→ **Items from a data source**:
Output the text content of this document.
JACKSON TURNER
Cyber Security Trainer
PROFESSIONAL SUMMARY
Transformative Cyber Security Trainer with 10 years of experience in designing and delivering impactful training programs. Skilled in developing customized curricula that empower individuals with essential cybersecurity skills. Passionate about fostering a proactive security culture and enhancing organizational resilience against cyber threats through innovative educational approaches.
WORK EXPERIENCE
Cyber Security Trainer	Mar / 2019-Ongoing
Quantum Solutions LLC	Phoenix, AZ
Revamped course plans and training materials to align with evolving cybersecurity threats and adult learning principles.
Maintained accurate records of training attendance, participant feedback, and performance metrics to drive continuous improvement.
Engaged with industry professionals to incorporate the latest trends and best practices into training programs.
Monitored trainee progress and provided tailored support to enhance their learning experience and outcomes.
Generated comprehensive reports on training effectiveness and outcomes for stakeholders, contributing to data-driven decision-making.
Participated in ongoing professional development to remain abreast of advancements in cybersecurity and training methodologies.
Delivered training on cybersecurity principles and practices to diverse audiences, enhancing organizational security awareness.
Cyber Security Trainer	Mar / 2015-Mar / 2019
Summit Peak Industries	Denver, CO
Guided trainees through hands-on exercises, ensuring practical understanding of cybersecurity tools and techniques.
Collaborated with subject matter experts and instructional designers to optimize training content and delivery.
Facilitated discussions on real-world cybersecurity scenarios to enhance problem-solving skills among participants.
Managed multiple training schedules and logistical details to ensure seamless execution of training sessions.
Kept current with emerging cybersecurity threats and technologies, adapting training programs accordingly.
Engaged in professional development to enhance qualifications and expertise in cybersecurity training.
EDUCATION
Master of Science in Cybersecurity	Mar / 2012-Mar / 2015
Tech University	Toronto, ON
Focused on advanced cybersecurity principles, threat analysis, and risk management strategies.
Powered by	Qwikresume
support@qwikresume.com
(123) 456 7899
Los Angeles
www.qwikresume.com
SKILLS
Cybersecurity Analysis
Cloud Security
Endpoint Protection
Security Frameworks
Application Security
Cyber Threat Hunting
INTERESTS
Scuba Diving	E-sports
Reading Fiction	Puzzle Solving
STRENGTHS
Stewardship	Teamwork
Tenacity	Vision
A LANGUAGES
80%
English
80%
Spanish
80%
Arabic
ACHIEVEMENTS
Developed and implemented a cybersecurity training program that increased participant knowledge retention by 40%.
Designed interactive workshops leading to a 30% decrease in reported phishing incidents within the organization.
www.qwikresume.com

→ **WORK INSTRUCTIONS**: Repeat all of the entries exactly.

→ **WORKED SOLUTION**:
Output the text content of this document.
JACKSON TURNER
Cyber Security Trainer
PROFESSIONAL SUMMARY
Transformative Cyber Security Trainer with 10 years of experience in designing and delivering impactful training programs. Skilled in developing customized curricula that empower individuals with essential cybersecurity skills. Passionate about fostering a proactive security culture and enhancing organizational resilience against cyber threats through innovative educational approaches.
WORK EXPERIENCE
Cyber Security Trainer	Mar / 2019-Ongoing
Quantum Solutions LLC	Phoenix, AZ
Revamped course plans and training materials to align with evolving cybersecurity threats and adult learning principles.
Maintained accurate records of training attendance, participant feedback, and performance metrics to drive continuous improvement.
Engaged with industry professionals to incorporate the latest trends and best practices into training programs.
Monitored trainee progress and provided tailored support to enhance their learning experience and outcomes.
Generated comprehensive reports on training effectiveness and outcomes for stakeholders, contributing to data-driven decision-making.
Participated in ongoing professional development to remain abreast of advancements in cybersecurity and training methodologies.
Delivered training on cybersecurity principles and practices to diverse audiences, enhancing organizational security awareness.
Cyber Security Trainer	Mar / 2015-Mar / 2019
Summit Peak Industries	Denver, CO
Guided trainees through hands-on exercises, ensuring practical understanding of cybersecurity tools and techniques.
Collaborated with subject matter experts and instructional designers to optimize training content and delivery.
Facilitated discussions on real-world cybersecurity scenarios to enhance problem-solving skills among participants.
Managed multiple training schedules and logistical details to ensure seamless execution of training sessions.
Kept current with emerging cybersecurity threats and technologies, adapting training programs accordingly.
Engaged in professional development to enhance qualifications and expertise in cybersecurity training.
EDUCATION
Master of Science in Cybersecurity	Mar / 2012-Mar / 2015
Tech University	Toronto, ON
Focused on advanced cybersecurity principles, threat analysis, and risk management strategies.
Powered by	Qwikresume
support@qwikresume.com
(123) 456 7899
Los Angeles
www.qwikresume.com
SKILLS
Cybersecurity Analysis
Cloud Security
Endpoint Protection
Security Frameworks
Application Security
Cyber Threat Hunting
INTERESTS
Scuba Diving	E-sports
Reading Fiction	Puzzle Solving
STRENGTHS
Stewardship	Teamwork
Tenacity	Vision
A LANGUAGES
80%
English
80%
Spanish
80%
Arabic
ACHIEVEMENTS
Developed and implemented a cybersecurity training program that increased participant knowledge retention by 40%.
Designed interactive workshops leading to a 30% decrease in reported phishing incidents within the organization.
www.qwikresume.com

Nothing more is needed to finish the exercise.